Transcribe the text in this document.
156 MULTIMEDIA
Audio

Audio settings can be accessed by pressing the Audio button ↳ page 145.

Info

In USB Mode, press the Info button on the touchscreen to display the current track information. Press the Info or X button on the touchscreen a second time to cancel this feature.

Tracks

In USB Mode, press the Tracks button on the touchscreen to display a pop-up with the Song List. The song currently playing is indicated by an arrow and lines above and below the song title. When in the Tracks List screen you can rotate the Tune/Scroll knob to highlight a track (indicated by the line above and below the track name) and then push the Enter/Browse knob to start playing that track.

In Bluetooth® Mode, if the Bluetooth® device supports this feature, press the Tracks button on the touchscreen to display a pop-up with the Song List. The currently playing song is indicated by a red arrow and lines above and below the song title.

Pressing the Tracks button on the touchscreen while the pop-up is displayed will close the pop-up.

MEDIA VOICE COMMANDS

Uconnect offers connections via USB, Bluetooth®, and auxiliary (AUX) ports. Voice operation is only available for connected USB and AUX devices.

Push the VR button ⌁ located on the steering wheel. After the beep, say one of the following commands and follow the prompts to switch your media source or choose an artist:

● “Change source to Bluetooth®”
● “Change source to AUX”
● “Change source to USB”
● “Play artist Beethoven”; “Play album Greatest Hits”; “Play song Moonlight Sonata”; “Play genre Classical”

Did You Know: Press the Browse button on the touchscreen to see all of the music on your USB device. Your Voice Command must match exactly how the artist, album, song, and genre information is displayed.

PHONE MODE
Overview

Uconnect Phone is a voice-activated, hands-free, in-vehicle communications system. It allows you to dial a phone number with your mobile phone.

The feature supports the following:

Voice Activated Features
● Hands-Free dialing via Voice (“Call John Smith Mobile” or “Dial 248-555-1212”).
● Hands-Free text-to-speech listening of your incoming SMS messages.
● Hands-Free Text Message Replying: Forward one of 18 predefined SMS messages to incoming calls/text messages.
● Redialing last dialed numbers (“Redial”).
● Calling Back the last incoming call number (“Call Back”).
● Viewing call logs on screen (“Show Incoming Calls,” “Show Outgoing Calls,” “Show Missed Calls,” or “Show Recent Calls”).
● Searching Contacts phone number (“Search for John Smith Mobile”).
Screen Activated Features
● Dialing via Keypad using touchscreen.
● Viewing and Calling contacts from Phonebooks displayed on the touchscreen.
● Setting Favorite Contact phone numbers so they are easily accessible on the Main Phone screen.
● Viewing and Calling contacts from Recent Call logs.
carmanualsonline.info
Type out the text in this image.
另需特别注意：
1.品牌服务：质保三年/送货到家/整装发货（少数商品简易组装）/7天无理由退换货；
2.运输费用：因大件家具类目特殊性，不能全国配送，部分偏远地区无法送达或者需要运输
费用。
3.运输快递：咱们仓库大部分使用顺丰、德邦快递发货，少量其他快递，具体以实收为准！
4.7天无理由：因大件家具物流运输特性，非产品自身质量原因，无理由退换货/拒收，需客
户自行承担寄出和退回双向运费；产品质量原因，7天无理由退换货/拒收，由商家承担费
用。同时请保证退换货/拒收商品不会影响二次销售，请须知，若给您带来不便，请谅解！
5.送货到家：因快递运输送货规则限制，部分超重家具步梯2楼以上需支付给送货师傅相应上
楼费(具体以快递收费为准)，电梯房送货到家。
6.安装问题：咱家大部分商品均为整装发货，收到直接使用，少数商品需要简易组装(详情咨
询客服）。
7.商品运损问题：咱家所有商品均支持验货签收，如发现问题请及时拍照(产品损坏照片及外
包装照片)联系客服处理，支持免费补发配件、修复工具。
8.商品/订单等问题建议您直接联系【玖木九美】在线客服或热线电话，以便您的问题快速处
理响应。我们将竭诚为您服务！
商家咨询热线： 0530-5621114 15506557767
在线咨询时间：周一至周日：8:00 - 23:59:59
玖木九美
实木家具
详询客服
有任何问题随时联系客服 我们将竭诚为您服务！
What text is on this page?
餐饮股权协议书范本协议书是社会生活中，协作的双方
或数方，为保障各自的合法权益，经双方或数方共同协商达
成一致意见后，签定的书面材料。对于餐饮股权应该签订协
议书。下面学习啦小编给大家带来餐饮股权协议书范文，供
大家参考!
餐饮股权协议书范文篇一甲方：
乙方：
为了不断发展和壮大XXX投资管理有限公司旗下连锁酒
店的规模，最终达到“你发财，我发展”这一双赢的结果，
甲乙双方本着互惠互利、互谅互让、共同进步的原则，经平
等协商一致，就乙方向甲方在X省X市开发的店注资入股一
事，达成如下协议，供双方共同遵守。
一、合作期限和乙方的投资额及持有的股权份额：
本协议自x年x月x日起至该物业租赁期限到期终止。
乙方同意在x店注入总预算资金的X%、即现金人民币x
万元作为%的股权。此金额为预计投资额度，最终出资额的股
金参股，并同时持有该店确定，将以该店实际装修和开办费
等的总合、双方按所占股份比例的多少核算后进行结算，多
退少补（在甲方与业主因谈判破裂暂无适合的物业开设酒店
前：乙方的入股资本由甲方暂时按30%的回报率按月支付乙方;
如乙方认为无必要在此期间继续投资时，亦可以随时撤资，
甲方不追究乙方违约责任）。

---+---

DIRECTIONS FOR THIS TASK: Repeat exactly the lines from the line containing "What text is on this page?" through the end of the listing above; both boundary lines are part of the output.

TASK RESULT:
What text is on this page?
餐饮股权协议书范本协议书是社会生活中，协作的双方
或数方，为保障各自的合法权益，经双方或数方共同协商达
成一致意见后，签定的书面材料。对于餐饮股权应该签订协
议书。下面学习啦小编给大家带来餐饮股权协议书范文，供
大家参考!
餐饮股权协议书范文篇一甲方：
乙方：
为了不断发展和壮大XXX投资管理有限公司旗下连锁酒
店的规模，最终达到“你发财，我发展”这一双赢的结果，
甲乙双方本着互惠互利、互谅互让、共同进步的原则，经平
等协商一致，就乙方向甲方在X省X市开发的店注资入股一
事，达成如下协议，供双方共同遵守。
一、合作期限和乙方的投资额及持有的股权份额：
本协议自x年x月x日起至该物业租赁期限到期终止。
乙方同意在x店注入总预算资金的X%、即现金人民币x
万元作为%的股权。此金额为预计投资额度，最终出资额的股
金参股，并同时持有该店确定，将以该店实际装修和开办费
等的总合、双方按所占股份比例的多少核算后进行结算，多
退少补（在甲方与业主因谈判破裂暂无适合的物业开设酒店
前：乙方的入股资本由甲方暂时按30%的回报率按月支付乙方;
如乙方认为无必要在此期间继续投资时，亦可以随时撤资，
甲方不追究乙方违约责任）。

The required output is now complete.